What the exercise asks:
Pick out the lines containing "Macintosh".

Data shown:
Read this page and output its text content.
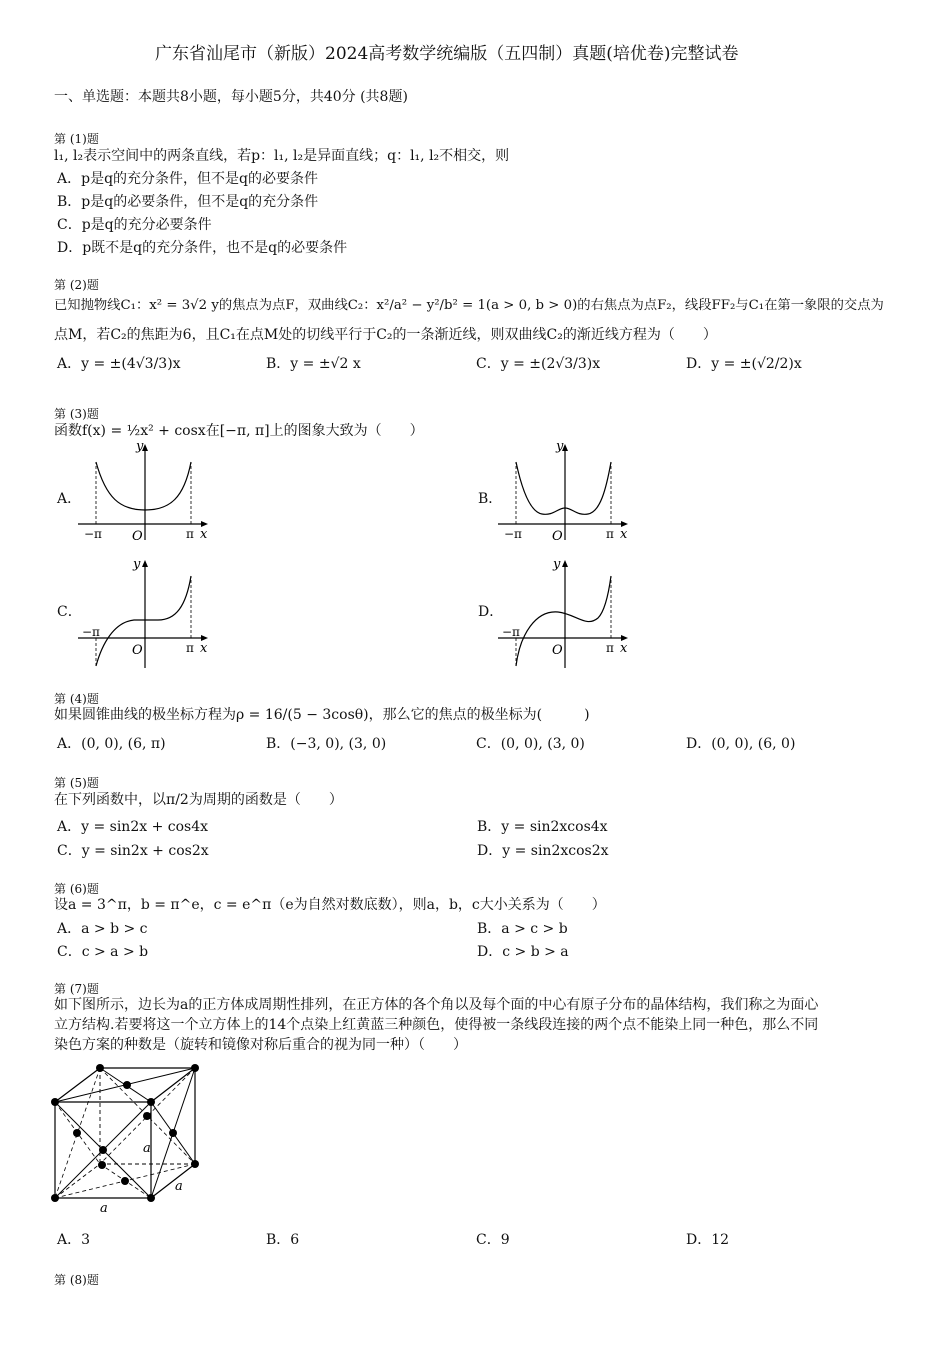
广东省汕尾市（新版）2024高考数学统编版（五四制）真题(培优卷)完整试卷
一、单选题：本题共8小题，每小题5分，共40分 (共8题)
第 (1)题
l₁, l₂表示空间中的两条直线，若p：l₁, l₂是异面直线；q：l₁, l₂不相交，则
A．p是q的充分条件，但不是q的必要条件
B．p是q的必要条件，但不是q的充分条件
C．p是q的充分必要条件
D．p既不是q的充分条件，也不是q的必要条件
第 (2)题
已知抛物线C₁：x² = 3√2 y的焦点为点F，双曲线C₂：x²/a² − y²/b² = 1(a > 0, b > 0)的右焦点为点F₂，线段FF₂与C₁在第一象限的交点为
点M，若C₂的焦距为6，且C₁在点M处的切线平行于C₂的一条渐近线，则双曲线C₂的渐近线方程为（　　）
A．y = ±(4√3/3)x	B．y = ±√2 x	C．y = ±(2√3/3)x	D．y = ±(√2/2)x
第 (3)题
函数f(x) = ½x² + cosx在[−π, π]上的图象大致为（　　）
A．	B．
C．	D．
y
x
O
−π	π
y
x
O
−π	π
y
x
O
−π
π
y
x
O
−π
π
第 (4)题
如果圆锥曲线的极坐标方程为ρ = 16/(5 − 3cosθ)，那么它的焦点的极坐标为(　　　)
A．(0, 0), (6, π)	B．(−3, 0), (3, 0)	C．(0, 0), (3, 0)	D．(0, 0), (6, 0)
第 (5)题
在下列函数中，以π/2为周期的函数是（　　）
A．y = sin2x + cos4x	B．y = sin2xcos4x
C．y = sin2x + cos2x	D．y = sin2xcos2x
第 (6)题
设a = 3^π，b = π^e，c = e^π（e为自然对数底数），则a，b，c大小关系为（　　）
A．a > b > c	B．a > c > b
C．c > a > b	D．c > b > a
第 (7)题
如下图所示，边长为a的正方体成周期性排列，在正方体的各个角以及每个面的中心有原子分布的晶体结构，我们称之为面心
立方结构.若要将这一个立方体上的14个点染上红黄蓝三种颜色，使得被一条线段连接的两个点不能染上同一种色，那么不同
染色方案的种数是（旋转和镜像对称后重合的视为同一种）（　　）
a
a
a
A．3	B．6	C．9	D．12
第 (8)题
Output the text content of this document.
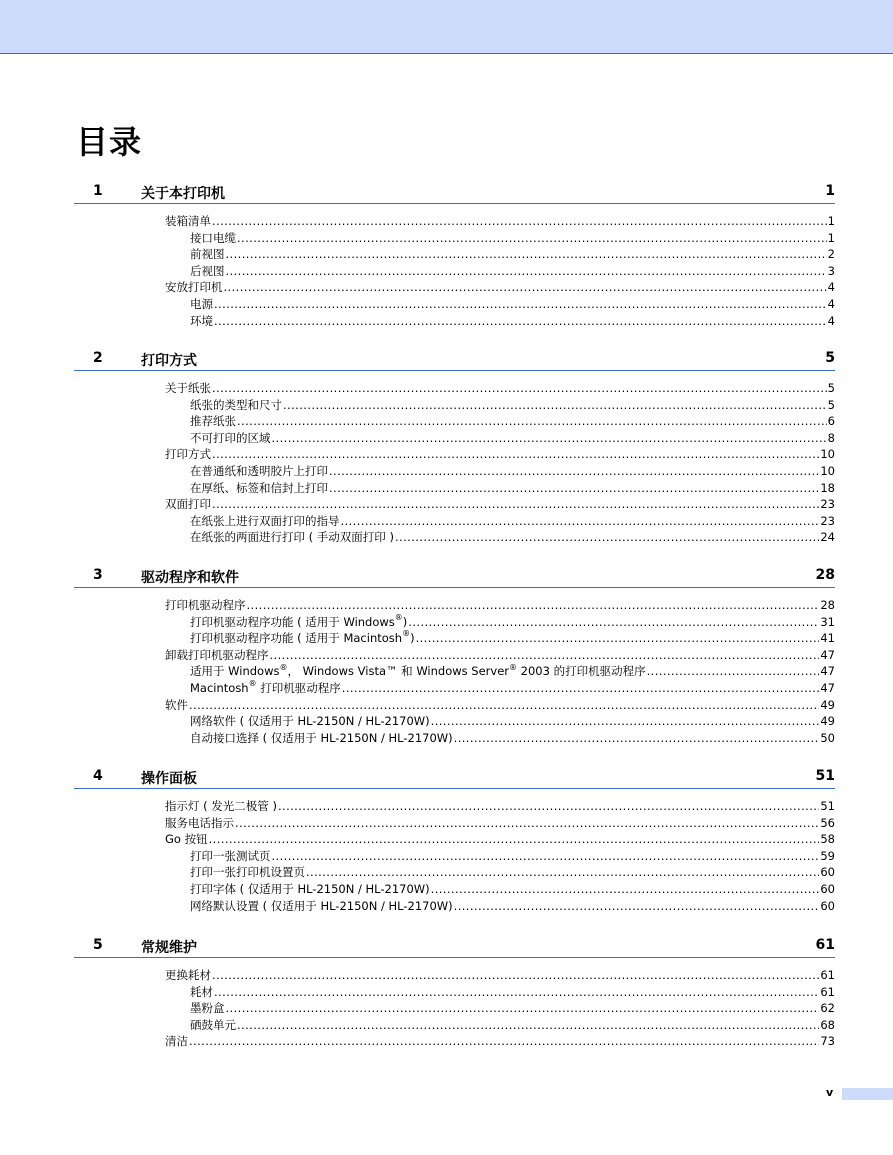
目录
1	关于本打印机	1
装箱清单 .....	1
接口电缆 .....	1
前视图 .....	2
后视图 .....	3
安放打印机 .....	4
电源 .....	4
环境 .....	4
2	打印方式	5
关于纸张 .....	5
纸张的类型和尺寸 .....	5
推荐纸张 .....	6
不可打印的区域 .....	8
打印方式 .....	10
在普通纸和透明胶片上打印 .....	10
在厚纸、标签和信封上打印 .....	18
双面打印 .....	23
在纸张上进行双面打印的指导 .....	23
在纸张的两面进行打印 ( 手动双面打印 ) .....	24
3	驱动程序和软件	28
打印机驱动程序 .....	28
打印机驱动程序功能 ( 适用于 Windows®) .....	31
打印机驱动程序功能 ( 适用于 Macintosh®) .....	41
卸载打印机驱动程序 .....	47
适用于 Windows®， Windows Vista™ 和 Windows Server® 2003 的打印机驱动程序 .....	47
Macintosh® 打印机驱动程序 .....	47
软件 .....	49
网络软件 ( 仅适用于 HL-2150N / HL-2170W) .....	49
自动接口选择 ( 仅适用于 HL-2150N / HL-2170W) .....	50
4	操作面板	51
指示灯 ( 发光二极管 ) .....	51
服务电话指示 .....	56
Go 按钮 .....	58
打印一张测试页 .....	59
打印一张打印机设置页 .....	60
打印字体 ( 仅适用于 HL-2150N / HL-2170W) .....	60
网络默认设置 ( 仅适用于 HL-2150N / HL-2170W) .....	60
5	常规维护	61
更换耗材 .....	61
耗材 .....	61
墨粉盒 .....	62
硒鼓单元 .....	68
清洁 .....	73
v
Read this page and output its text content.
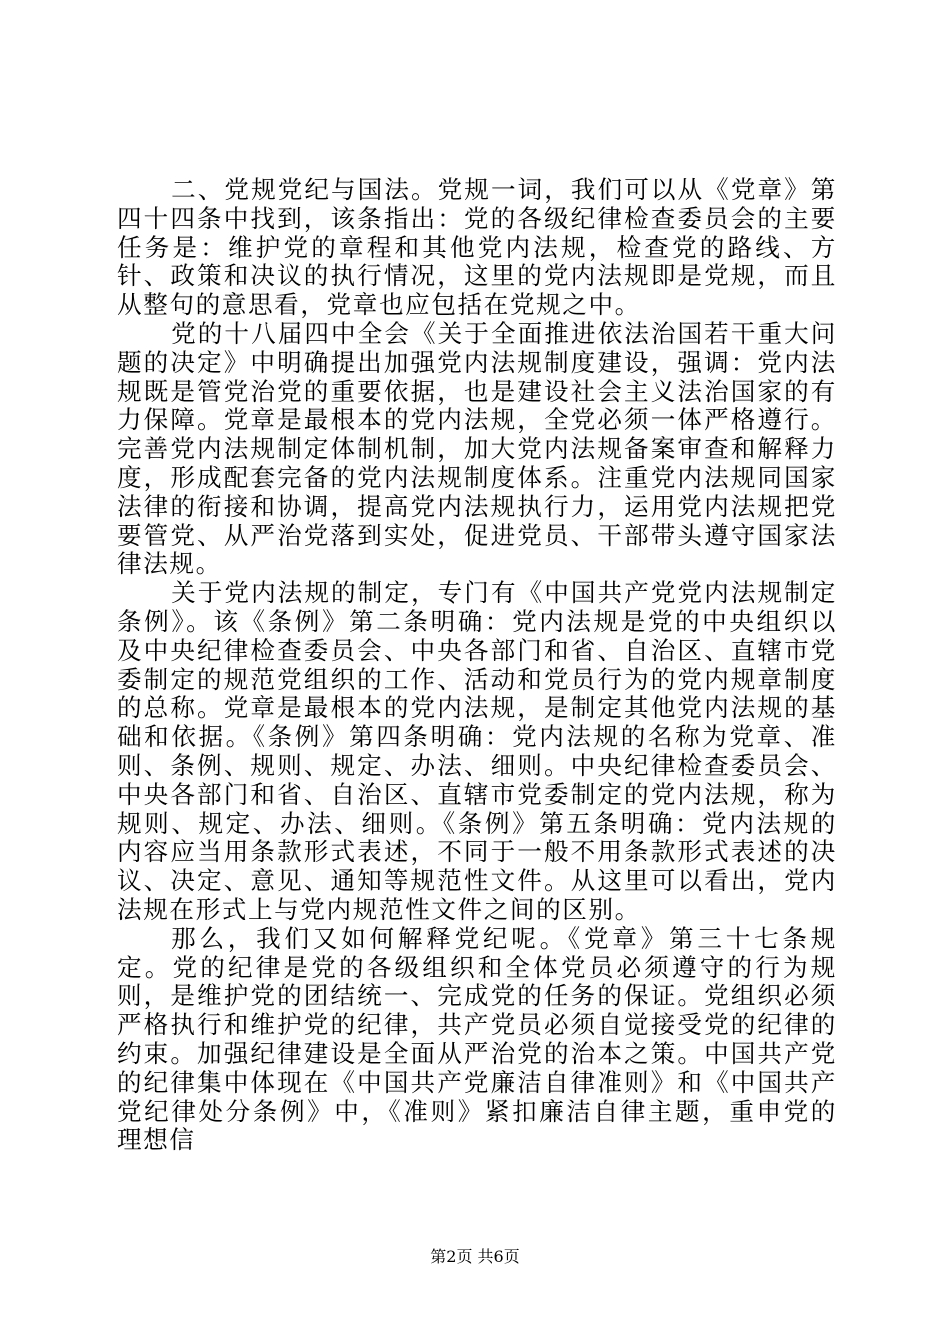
二、党规党纪与国法。党规一词，我们可以从《党章》第四十四条中找到，该条指出：党的各级纪律检查委员会的主要任务是：维护党的章程和其他党内法规，检查党的路线、方针、政策和决议的执行情况，这里的党内法规即是党规，而且从整句的意思看，党章也应包括在党规之中。

党的十八届四中全会《关于全面推进依法治国若干重大问题的决定》中明确提出加强党内法规制度建设，强调：党内法规既是管党治党的重要依据，也是建设社会主义法治国家的有力保障。党章是最根本的党内法规，全党必须一体严格遵行。完善党内法规制定体制机制，加大党内法规备案审查和解释力度，形成配套完备的党内法规制度体系。注重党内法规同国家法律的衔接和协调，提高党内法规执行力，运用党内法规把党要管党、从严治党落到实处，促进党员、干部带头遵守国家法律法规。

关于党内法规的制定，专门有《中国共产党党内法规制定条例》。该《条例》第二条明确：党内法规是党的中央组织以及中央纪律检查委员会、中央各部门和省、自治区、直辖市党委制定的规范党组织的工作、活动和党员行为的党内规章制度的总称。党章是最根本的党内法规，是制定其他党内法规的基础和依据。《条例》第四条明确：党内法规的名称为党章、准则、条例、规则、规定、办法、细则。中央纪律检查委员会、中央各部门和省、自治区、直辖市党委制定的党内法规，称为规则、规定、办法、细则。《条例》第五条明确：党内法规的内容应当用条款形式表述，不同于一般不用条款形式表述的决议、决定、意见、通知等规范性文件。从这里可以看出，党内法规在形式上与党内规范性文件之间的区别。

那么，我们又如何解释党纪呢。《党章》第三十七条规定。党的纪律是党的各级组织和全体党员必须遵守的行为规则，是维护党的团结统一、完成党的任务的保证。党组织必须严格执行和维护党的纪律，共产党员必须自觉接受党的纪律的约束。加强纪律建设是全面从严治党的治本之策。中国共产党的纪律集中体现在《中国共产党廉洁自律准则》和《中国共产党纪律处分条例》中，《准则》紧扣廉洁自律主题，重申党的理想信

第2页 共6页
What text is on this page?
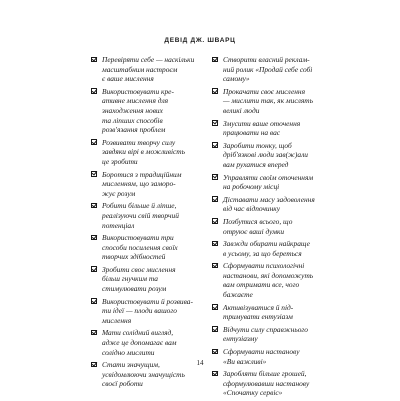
ДЕВІД ДЖ. ШВАРЦ
Перевіряти себе — наскільки
масштабним настроєм
є ваше мислення
Використовувати кре-
ативне мислення для
знаходження нових
та ліпших способів
розв'язання проблем
Розвивати творчу силу
завдяки вірі в можливість
це зробити
Боротися з традиційним
мисленням, що заморо-
жує розум
Робити більше й ліпше,
реалізуючи свій творчий
потенціал
Використовувати три
способи посилення своїх
творчих здібностей
Зробити своє мислення
більш гнучким та
стимулювати розум
Використовувати й розвива-
ти ідеї — плоди вашого
мислення
Мати солідний вигляд,
адже це допомагає вам
солідно мислити
Стати значущим,
усвідомлюючи значущість
своєї роботи
Створити власний реклам-
ний ролик «Продай себе собі
самому»
Прокачати своє мислення
— мислити так, як мислять
великі люди
Змусити ваше оточення
працювати на вас
Заробити тонку, щоб
дріб'язкові люди зав(ж)али
вам рухатися вперед
Управляти своїм оточенням
на робочому місці
Діставати масу задоволення
від час відпочинку
Позбутися всього, що
отруює ваші думки
Завжди обирати найкраще
в усьому, за що береться
Сформувати психологічні
настанови, які допоможуть
вам отримати все, чого
бажаєте
Активізуватися й під-
тримувати ентузіазм
Відчути силу справжнього
ентузіазму
Сформувати настанову
«Ви важливі»
Заробляти більше грошей,
сформулювавши настанову
«Спочатку сервіс»
14
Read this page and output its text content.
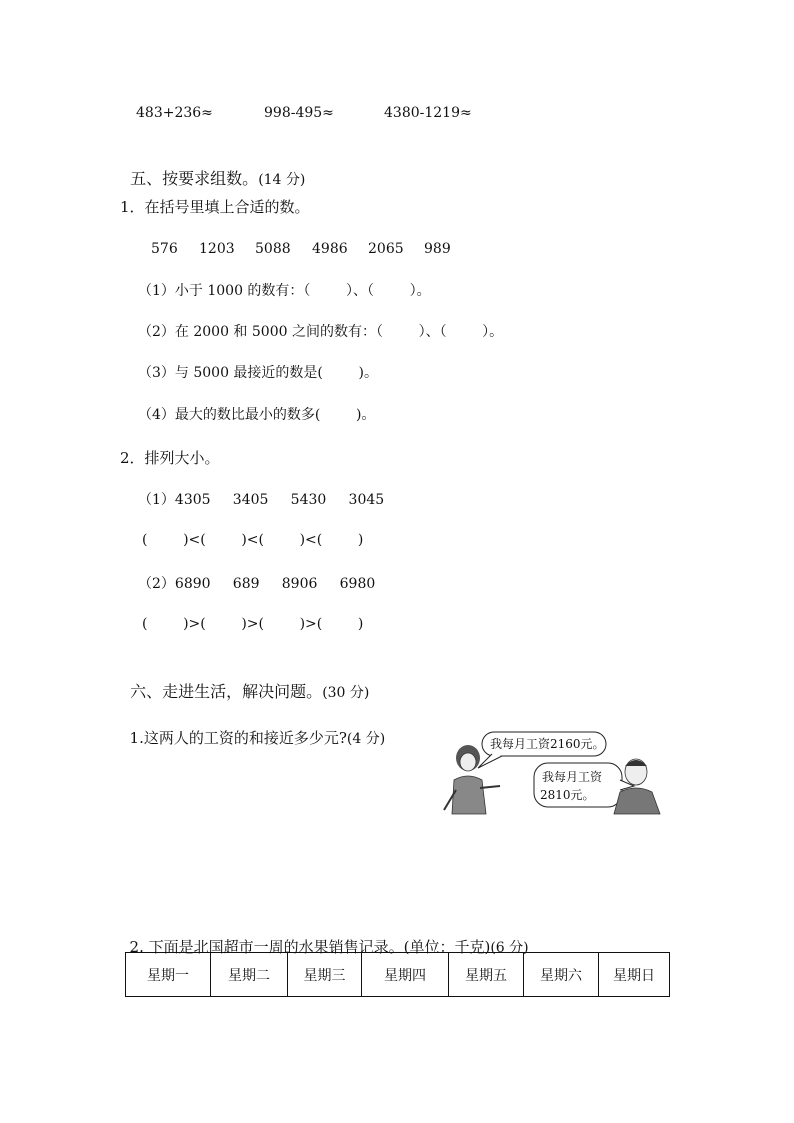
483+236≈	998-495≈	4380-1219≈

五、按要求组数。(14 分)

1．在括号里填上合适的数。
576	1203	5088	4986	2065	989
（1）小于 1000 的数有：（        ）、（        ）。
（2）在 2000 和 5000 之间的数有：（        ）、（        ）。
（3）与 5000 最接近的数是(        )。
（4）最大的数比最小的数多(        )。
2．排列大小。
（1）4305     3405     5430     3045
(        )<(        )<(        )<(        )
（2）6890     689     8906     6980
(        )>(        )>(        )>(        )

六、走进生活，解决问题。(30 分)

1.这两人的工资的和接近多少元?(4 分)	我每月工资2160元。
我每月工资
2810元。

2. 下面是北国超市一周的水果销售记录。(单位：千克)(6 分)

星期一	星期二	星期三	星期四	星期五	星期六	星期日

Output of the task:
打印机驱动程序功能 ( 适用于 Macintosh®) .....	41
Macintosh® 打印机驱动程序 .....	47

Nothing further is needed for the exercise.